* EXERCISE GOAL *
In your reply, write out each entry exactly as given.

Figure dataset records:
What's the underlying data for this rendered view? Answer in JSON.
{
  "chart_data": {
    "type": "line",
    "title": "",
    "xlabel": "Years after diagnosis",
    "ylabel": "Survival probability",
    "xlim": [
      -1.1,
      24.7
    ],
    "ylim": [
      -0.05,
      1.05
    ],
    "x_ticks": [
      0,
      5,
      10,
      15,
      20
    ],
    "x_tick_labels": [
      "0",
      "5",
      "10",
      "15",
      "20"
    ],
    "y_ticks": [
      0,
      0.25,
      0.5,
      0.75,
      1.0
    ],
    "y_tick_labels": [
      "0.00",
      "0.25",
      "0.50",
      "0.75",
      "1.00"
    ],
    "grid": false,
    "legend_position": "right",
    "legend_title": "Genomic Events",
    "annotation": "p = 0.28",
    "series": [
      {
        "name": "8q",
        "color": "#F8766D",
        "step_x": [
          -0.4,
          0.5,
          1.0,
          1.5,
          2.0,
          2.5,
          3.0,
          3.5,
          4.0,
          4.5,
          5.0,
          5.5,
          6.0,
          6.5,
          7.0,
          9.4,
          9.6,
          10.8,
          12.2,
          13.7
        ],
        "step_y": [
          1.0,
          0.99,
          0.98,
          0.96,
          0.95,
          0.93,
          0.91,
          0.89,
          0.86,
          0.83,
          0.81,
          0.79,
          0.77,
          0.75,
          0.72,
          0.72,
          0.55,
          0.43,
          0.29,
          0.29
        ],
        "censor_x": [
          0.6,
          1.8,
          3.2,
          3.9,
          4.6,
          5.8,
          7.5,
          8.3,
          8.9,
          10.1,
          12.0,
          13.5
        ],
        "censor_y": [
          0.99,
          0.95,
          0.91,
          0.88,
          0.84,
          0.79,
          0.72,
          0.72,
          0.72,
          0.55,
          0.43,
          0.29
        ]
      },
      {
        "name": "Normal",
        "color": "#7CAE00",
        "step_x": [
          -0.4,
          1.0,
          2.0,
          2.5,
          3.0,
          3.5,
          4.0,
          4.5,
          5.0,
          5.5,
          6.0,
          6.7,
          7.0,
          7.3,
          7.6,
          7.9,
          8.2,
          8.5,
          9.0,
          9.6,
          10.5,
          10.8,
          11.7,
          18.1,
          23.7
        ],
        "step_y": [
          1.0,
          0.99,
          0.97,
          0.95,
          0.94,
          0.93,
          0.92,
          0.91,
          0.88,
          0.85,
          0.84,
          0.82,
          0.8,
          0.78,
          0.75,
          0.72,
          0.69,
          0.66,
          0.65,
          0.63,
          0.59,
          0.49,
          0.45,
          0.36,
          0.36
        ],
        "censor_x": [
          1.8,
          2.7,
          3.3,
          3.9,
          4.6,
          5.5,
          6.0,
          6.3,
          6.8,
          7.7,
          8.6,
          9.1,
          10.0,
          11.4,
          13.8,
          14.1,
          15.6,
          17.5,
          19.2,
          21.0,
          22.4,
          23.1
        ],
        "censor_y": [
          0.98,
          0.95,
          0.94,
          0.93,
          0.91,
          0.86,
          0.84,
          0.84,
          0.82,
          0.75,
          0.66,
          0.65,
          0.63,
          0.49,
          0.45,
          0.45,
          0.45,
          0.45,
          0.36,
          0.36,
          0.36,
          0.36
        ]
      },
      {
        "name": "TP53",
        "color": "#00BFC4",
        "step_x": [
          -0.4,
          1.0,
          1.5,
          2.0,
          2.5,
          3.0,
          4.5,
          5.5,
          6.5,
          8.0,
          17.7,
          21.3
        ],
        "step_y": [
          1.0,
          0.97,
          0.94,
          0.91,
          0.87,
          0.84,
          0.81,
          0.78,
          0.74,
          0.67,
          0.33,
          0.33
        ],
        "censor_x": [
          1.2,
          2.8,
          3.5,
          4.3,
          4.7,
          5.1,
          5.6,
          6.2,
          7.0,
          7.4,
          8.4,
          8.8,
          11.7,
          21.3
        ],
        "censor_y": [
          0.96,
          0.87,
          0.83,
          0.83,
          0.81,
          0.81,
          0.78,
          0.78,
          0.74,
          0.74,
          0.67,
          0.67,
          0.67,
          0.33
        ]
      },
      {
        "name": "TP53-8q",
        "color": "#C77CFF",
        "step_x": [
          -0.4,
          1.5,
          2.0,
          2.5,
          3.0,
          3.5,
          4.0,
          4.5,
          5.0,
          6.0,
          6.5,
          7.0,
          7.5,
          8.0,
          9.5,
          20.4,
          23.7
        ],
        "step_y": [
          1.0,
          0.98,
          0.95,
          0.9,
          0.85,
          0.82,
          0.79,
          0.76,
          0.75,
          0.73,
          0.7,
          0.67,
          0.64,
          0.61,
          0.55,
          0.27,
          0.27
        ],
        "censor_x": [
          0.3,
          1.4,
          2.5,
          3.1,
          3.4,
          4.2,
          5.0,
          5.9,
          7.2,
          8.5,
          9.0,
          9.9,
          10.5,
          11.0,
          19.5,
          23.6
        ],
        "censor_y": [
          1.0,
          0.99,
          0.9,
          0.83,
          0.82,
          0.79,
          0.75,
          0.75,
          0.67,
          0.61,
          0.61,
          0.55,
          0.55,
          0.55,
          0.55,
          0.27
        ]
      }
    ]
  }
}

* ANSWER SPACE *
What's the underlying data for this rendered view? Answer in JSON.
{
  "chart_data": {
    "type": "line",
    "title": "",
    "xlabel": "Years after diagnosis",
    "ylabel": "Survival probability",
    "xlim": [
      -1.1,
      24.7
    ],
    "ylim": [
      -0.05,
      1.05
    ],
    "x_ticks": [
      0,
      5,
      10,
      15,
      20
    ],
    "x_tick_labels": [
      "0",
      "5",
      "10",
      "15",
      "20"
    ],
    "y_ticks": [
      0,
      0.25,
      0.5,
      0.75,
      1.0
    ],
    "y_tick_labels": [
      "0.00",
      "0.25",
      "0.50",
      "0.75",
      "1.00"
    ],
    "grid": false,
    "legend_position": "right",
    "legend_title": "Genomic Events",
    "annotation": "p = 0.28",
    "series": [
      {
        "name": "8q",
        "color": "#F8766D",
        "step_x": [
          -0.4,
          0.5,
          1.0,
          1.5,
          2.0,
          2.5,
          3.0,
          3.5,
          4.0,
          4.5,
          5.0,
          5.5,
          6.0,
          6.5,
          7.0,
          9.4,
          9.6,
          10.8,
          12.2,
          13.7
        ],
        "step_y": [
          1.0,
          0.99,
          0.98,
          0.96,
          0.95,
          0.93,
          0.91,
          0.89,
          0.86,
          0.83,
          0.81,
          0.79,
          0.77,
          0.75,
          0.72,
          0.72,
          0.55,
          0.43,
          0.29,
          0.29
        ],
        "censor_x": [
          0.6,
          1.8,
          3.2,
          3.9,
          4.6,
          5.8,
          7.5,
          8.3,
          8.9,
          10.1,
          12.0,
          13.5
        ],
        "censor_y": [
          0.99,
          0.95,
          0.91,
          0.88,
          0.84,
          0.79,
          0.72,
          0.72,
          0.72,
          0.55,
          0.43,
          0.29
        ]
      },
      {
        "name": "Normal",
        "color": "#7CAE00",
        "step_x": [
          -0.4,
          1.0,
          2.0,
          2.5,
          3.0,
          3.5,
          4.0,
          4.5,
          5.0,
          5.5,
          6.0,
          6.7,
          7.0,
          7.3,
          7.6,
          7.9,
          8.2,
          8.5,
          9.0,
          9.6,
          10.5,
          10.8,
          11.7,
          18.1,
          23.7
        ],
        "step_y": [
          1.0,
          0.99,
          0.97,
          0.95,
          0.94,
          0.93,
          0.92,
          0.91,
          0.88,
          0.85,
          0.84,
          0.82,
          0.8,
          0.78,
          0.75,
          0.72,
          0.69,
          0.66,
          0.65,
          0.63,
          0.59,
          0.49,
          0.45,
          0.36,
          0.36
        ],
        "censor_x": [
          1.8,
          2.7,
          3.3,
          3.9,
          4.6,
          5.5,
          6.0,
          6.3,
          6.8,
          7.7,
          8.6,
          9.1,
          10.0,
          11.4,
          13.8,
          14.1,
          15.6,
          17.5,
          19.2,
          21.0,
          22.4,
          23.1
        ],
        "censor_y": [
          0.98,
          0.95,
          0.94,
          0.93,
          0.91,
          0.86,
          0.84,
          0.84,
          0.82,
          0.75,
          0.66,
          0.65,
          0.63,
          0.49,
          0.45,
          0.45,
          0.45,
          0.45,
          0.36,
          0.36,
          0.36,
          0.36
        ]
      },
      {
        "name": "TP53",
        "color": "#00BFC4",
        "step_x": [
          -0.4,
          1.0,
          1.5,
          2.0,
          2.5,
          3.0,
          4.5,
          5.5,
          6.5,
          8.0,
          17.7,
          21.3
        ],
        "step_y": [
          1.0,
          0.97,
          0.94,
          0.91,
          0.87,
          0.84,
          0.81,
          0.78,
          0.74,
          0.67,
          0.33,
          0.33
        ],
        "censor_x": [
          1.2,
          2.8,
          3.5,
          4.3,
          4.7,
          5.1,
          5.6,
          6.2,
          7.0,
          7.4,
          8.4,
          8.8,
          11.7,
          21.3
        ],
        "censor_y": [
          0.96,
          0.87,
          0.83,
          0.83,
          0.81,
          0.81,
          0.78,
          0.78,
          0.74,
          0.74,
          0.67,
          0.67,
          0.67,
          0.33
        ]
      },
      {
        "name": "TP53-8q",
        "color": "#C77CFF",
        "step_x": [
          -0.4,
          1.5,
          2.0,
          2.5,
          3.0,
          3.5,
          4.0,
          4.5,
          5.0,
          6.0,
          6.5,
          7.0,
          7.5,
          8.0,
          9.5,
          20.4,
          23.7
        ],
        "step_y": [
          1.0,
          0.98,
          0.95,
          0.9,
          0.85,
          0.82,
          0.79,
          0.76,
          0.75,
          0.73,
          0.7,
          0.67,
          0.64,
          0.61,
          0.55,
          0.27,
          0.27
        ],
        "censor_x": [
          0.3,
          1.4,
          2.5,
          3.1,
          3.4,
          4.2,
          5.0,
          5.9,
          7.2,
          8.5,
          9.0,
          9.9,
          10.5,
          11.0,
          19.5,
          23.6
        ],
        "censor_y": [
          1.0,
          0.99,
          0.9,
          0.83,
          0.82,
          0.79,
          0.75,
          0.75,
          0.67,
          0.61,
          0.61,
          0.55,
          0.55,
          0.55,
          0.55,
          0.27
        ]
      }
    ]
  }
}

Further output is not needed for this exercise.